* _WHAT IS REQUIRED_: Set out every line bearing the string "name".

* _DATA ROWS_:
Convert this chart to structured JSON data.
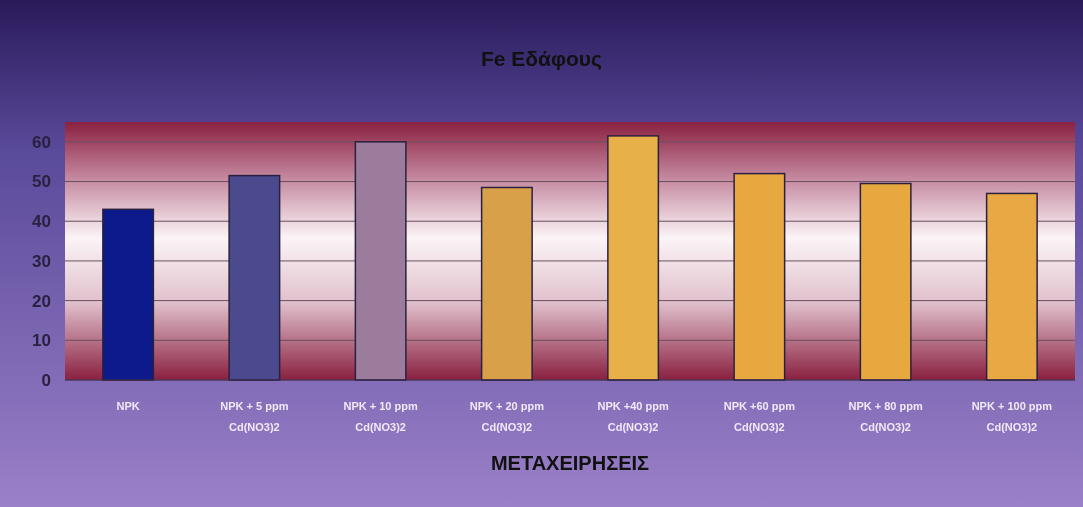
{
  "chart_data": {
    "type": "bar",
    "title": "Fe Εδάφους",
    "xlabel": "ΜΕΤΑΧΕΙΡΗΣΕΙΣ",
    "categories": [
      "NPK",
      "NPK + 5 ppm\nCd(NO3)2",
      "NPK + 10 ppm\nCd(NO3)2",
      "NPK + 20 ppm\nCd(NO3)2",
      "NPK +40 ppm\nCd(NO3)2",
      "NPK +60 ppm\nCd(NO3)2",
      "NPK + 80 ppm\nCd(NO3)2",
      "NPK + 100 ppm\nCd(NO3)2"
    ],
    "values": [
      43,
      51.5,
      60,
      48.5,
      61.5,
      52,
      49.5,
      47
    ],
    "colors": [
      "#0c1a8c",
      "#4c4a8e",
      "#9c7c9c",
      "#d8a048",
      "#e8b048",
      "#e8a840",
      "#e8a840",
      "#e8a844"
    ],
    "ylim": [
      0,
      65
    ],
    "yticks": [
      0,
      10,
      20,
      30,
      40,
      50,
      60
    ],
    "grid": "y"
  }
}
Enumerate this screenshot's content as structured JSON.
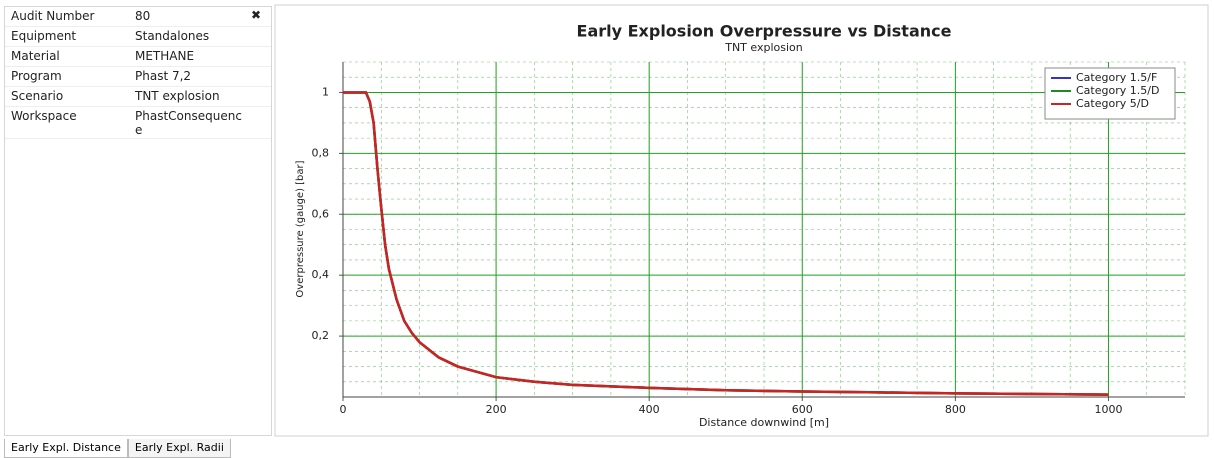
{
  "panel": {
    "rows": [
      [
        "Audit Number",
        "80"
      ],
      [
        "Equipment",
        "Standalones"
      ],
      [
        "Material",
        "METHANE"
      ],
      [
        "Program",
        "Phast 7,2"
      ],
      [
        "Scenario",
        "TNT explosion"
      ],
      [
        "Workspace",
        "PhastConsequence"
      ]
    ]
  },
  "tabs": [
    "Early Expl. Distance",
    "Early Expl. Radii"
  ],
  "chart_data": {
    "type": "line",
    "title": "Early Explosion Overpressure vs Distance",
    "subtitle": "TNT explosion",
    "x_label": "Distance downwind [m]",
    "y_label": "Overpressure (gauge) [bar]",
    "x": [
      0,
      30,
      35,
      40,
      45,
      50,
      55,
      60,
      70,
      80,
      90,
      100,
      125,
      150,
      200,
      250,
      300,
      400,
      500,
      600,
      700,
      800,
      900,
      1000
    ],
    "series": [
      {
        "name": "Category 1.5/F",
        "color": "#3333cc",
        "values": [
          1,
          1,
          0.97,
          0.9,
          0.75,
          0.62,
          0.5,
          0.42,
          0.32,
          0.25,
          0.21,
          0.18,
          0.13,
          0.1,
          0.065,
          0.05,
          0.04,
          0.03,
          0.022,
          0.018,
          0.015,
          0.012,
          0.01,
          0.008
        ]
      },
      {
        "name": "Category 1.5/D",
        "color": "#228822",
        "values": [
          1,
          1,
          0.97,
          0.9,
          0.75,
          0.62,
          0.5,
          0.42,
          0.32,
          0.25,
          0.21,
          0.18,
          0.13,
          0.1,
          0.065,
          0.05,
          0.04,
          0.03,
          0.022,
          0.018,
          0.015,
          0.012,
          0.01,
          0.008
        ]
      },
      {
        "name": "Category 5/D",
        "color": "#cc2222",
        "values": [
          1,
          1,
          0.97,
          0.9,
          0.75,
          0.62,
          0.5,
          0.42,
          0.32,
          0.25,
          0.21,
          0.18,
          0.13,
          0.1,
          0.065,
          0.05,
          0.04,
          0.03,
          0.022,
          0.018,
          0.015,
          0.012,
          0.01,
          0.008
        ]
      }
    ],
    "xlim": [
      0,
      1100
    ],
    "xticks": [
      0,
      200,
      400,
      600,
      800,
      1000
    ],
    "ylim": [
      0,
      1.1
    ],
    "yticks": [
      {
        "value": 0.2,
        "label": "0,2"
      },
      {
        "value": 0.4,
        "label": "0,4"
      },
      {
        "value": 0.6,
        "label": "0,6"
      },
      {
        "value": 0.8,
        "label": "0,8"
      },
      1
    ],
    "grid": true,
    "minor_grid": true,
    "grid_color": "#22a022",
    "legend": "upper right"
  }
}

==

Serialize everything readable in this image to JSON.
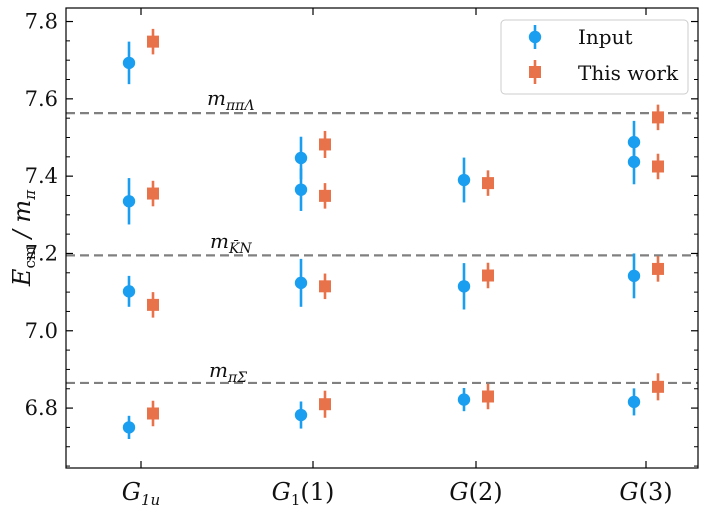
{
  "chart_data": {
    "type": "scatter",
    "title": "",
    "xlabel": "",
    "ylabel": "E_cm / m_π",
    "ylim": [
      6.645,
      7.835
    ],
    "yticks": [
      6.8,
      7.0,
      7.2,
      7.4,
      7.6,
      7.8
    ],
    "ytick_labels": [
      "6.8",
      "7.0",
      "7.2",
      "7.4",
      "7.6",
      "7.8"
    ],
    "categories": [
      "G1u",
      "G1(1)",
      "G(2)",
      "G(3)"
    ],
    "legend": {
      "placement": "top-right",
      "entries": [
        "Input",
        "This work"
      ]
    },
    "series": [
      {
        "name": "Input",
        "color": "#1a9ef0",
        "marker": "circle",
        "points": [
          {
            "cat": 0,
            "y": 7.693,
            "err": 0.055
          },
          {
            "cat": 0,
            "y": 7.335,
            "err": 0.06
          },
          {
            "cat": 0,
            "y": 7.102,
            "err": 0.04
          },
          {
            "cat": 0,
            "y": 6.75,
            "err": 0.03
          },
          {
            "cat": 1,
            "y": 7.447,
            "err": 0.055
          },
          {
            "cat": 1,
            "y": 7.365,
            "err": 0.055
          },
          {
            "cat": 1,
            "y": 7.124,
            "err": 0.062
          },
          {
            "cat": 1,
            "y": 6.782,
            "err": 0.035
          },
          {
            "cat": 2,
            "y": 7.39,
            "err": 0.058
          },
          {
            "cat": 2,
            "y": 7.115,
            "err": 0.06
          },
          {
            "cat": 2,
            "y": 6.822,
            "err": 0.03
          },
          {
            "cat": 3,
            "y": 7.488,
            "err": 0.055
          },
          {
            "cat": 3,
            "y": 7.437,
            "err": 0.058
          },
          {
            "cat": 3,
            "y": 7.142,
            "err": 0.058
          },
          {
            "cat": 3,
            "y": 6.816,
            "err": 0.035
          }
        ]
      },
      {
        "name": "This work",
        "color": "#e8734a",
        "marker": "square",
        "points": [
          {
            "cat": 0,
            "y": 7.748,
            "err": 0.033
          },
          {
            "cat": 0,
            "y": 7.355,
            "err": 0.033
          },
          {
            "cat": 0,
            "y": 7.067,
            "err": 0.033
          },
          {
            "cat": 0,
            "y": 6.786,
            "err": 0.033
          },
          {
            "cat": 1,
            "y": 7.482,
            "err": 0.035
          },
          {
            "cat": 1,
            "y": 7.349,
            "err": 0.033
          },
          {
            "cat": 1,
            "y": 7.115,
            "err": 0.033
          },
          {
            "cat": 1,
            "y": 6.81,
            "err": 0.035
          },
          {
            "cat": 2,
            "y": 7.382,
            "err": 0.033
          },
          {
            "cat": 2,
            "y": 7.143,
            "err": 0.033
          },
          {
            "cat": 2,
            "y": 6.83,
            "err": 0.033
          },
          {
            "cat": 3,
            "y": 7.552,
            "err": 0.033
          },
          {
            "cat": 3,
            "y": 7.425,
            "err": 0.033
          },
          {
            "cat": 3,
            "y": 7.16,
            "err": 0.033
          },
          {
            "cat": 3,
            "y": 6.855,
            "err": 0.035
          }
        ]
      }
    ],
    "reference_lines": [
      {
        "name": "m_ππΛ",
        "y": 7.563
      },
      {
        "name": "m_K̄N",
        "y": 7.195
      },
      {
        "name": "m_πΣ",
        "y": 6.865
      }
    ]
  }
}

* _RESPONSE_:
        "name": "Category 1.5/F",
        "name": "Category 1.5/D",
        "name": "Category 5/D",
        "name": "Input",
        "name": "This work",
        "name": "m_ππΛ",
        "name": "m_K̄N",
        "name": "m_πΣ",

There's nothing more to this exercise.